* **What is asked**: For each line below that contains the string "avec", copy that line.

* start Source data *

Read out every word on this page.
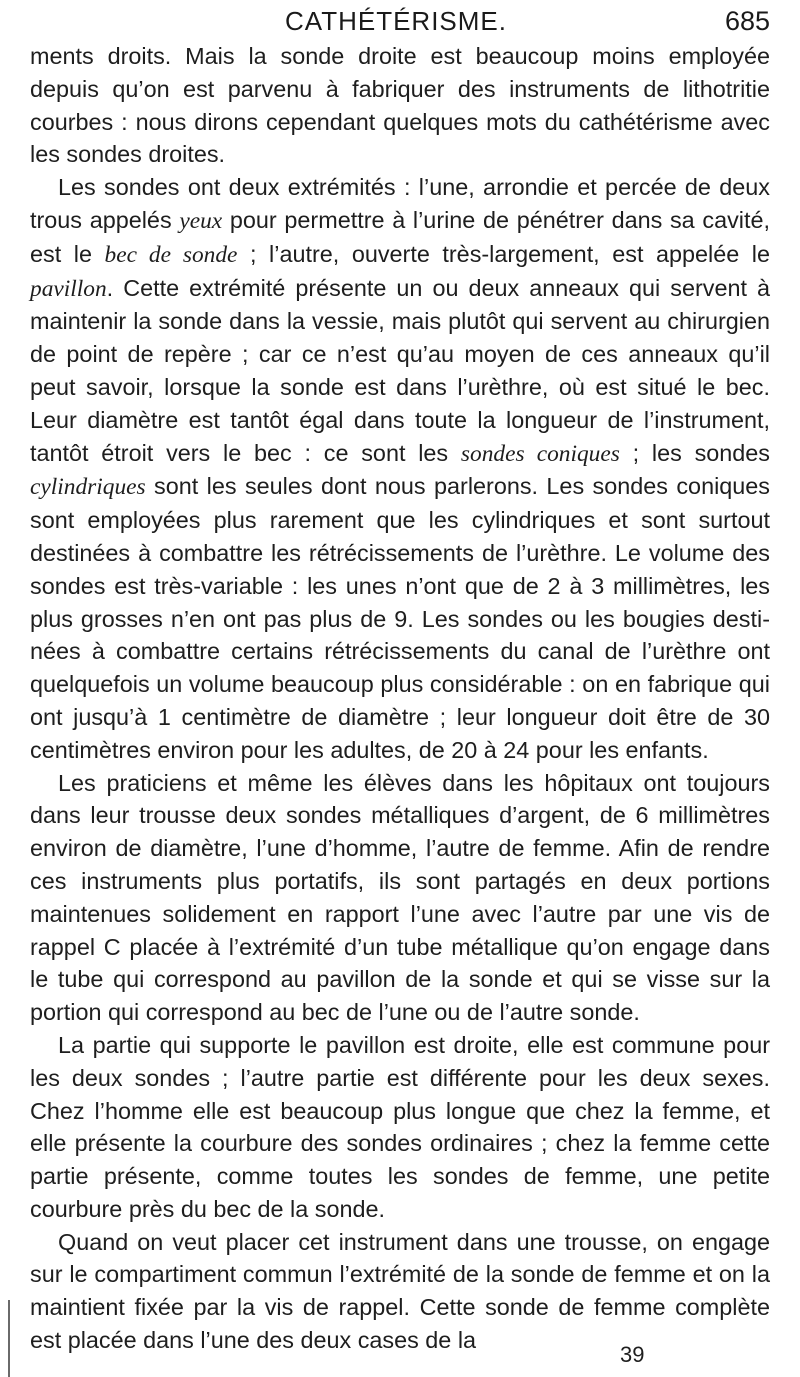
CATHÉTÉRISME.	685

ments droits. Mais la sonde droite est beaucoup moins employée depuis qu’on est parvenu à fabriquer des instruments de lithotritie courbes : nous dirons cependant quelques mots du cathétérisme avec les sondes droites.

Les sondes ont deux extrémités : l’une, arrondie et percée de deux trous appelés yeux pour permettre à l’urine de pénétrer dans sa cavité, est le bec de sonde ; l’autre, ouverte très-largement, est appelée le pavillon. Cette extrémité présente un ou deux anneaux qui servent à maintenir la sonde dans la vessie, mais plutôt qui servent au chirurgien de point de repère ; car ce n’est qu’au moyen de ces anneaux qu’il peut savoir, lorsque la sonde est dans l’urèthre, où est situé le bec. Leur diamètre est tantôt égal dans toute la longueur de l’instrument, tantôt étroit vers le bec : ce sont les sondes coniques ; les sondes cylindriques sont les seules dont nous parlerons. Les sondes coniques sont employées plus rarement que les cylindriques et sont surtout destinées à combattre les rétrécissements de l’urèthre. Le volume des sondes est très-variable : les unes n’ont que de 2 à 3 millimètres, les plus grosses n’en ont pas plus de 9. Les sondes ou les bougies destinées à combattre certains rétrécissements du canal de l’urèthre ont quelquefois un volume beaucoup plus considérable : on en fabrique qui ont jusqu’à 1 centimètre de diamètre ; leur longueur doit être de 30 centimètres environ pour les adultes, de 20 à 24 pour les enfants.

Les praticiens et même les élèves dans les hôpitaux ont toujours dans leur trousse deux sondes métalliques d’argent, de 6 millimètres environ de diamètre, l’une d’homme, l’autre de femme. Afin de rendre ces instruments plus portatifs, ils sont partagés en deux portions maintenues solidement en rapport l’une avec l’autre par une vis de rappel C placée à l’extrémité d’un tube métallique qu’on engage dans le tube qui correspond au pavillon de la sonde et qui se visse sur la portion qui correspond au bec de l’une ou de l’autre sonde.

La partie qui supporte le pavillon est droite, elle est commune pour les deux sondes ; l’autre partie est différente pour les deux sexes. Chez l’homme elle est beaucoup plus longue que chez la femme, et elle présente la courbure des sondes ordinaires ; chez la femme cette partie présente, comme toutes les sondes de femme, une petite courbure près du bec de la sonde.

Quand on veut placer cet instrument dans une trousse, on engage sur le compartiment commun l’extrémité de la sonde de femme et on la maintient fixée par la vis de rappel. Cette sonde de femme complète est placée dans l’une des deux cases de la

39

* end Source data *

* **Result for this task**:
ments droits. Mais la sonde droite est beaucoup moins employée depuis qu’on est parvenu à fabriquer des instruments de lithotritie courbes : nous dirons cependant quelques mots du cathétérisme avec les sondes droites.
Les praticiens et même les élèves dans les hôpitaux ont toujours dans leur trousse deux sondes métalliques d’argent, de 6 millimètres environ de diamètre, l’une d’homme, l’autre de femme. Afin de rendre ces instruments plus portatifs, ils sont partagés en deux portions maintenues solidement en rapport l’une avec l’autre par une vis de rappel C placée à l’extrémité d’un tube métallique qu’on engage dans le tube qui correspond au pavillon de la sonde et qui se visse sur la portion qui correspond au bec de l’une ou de l’autre sonde.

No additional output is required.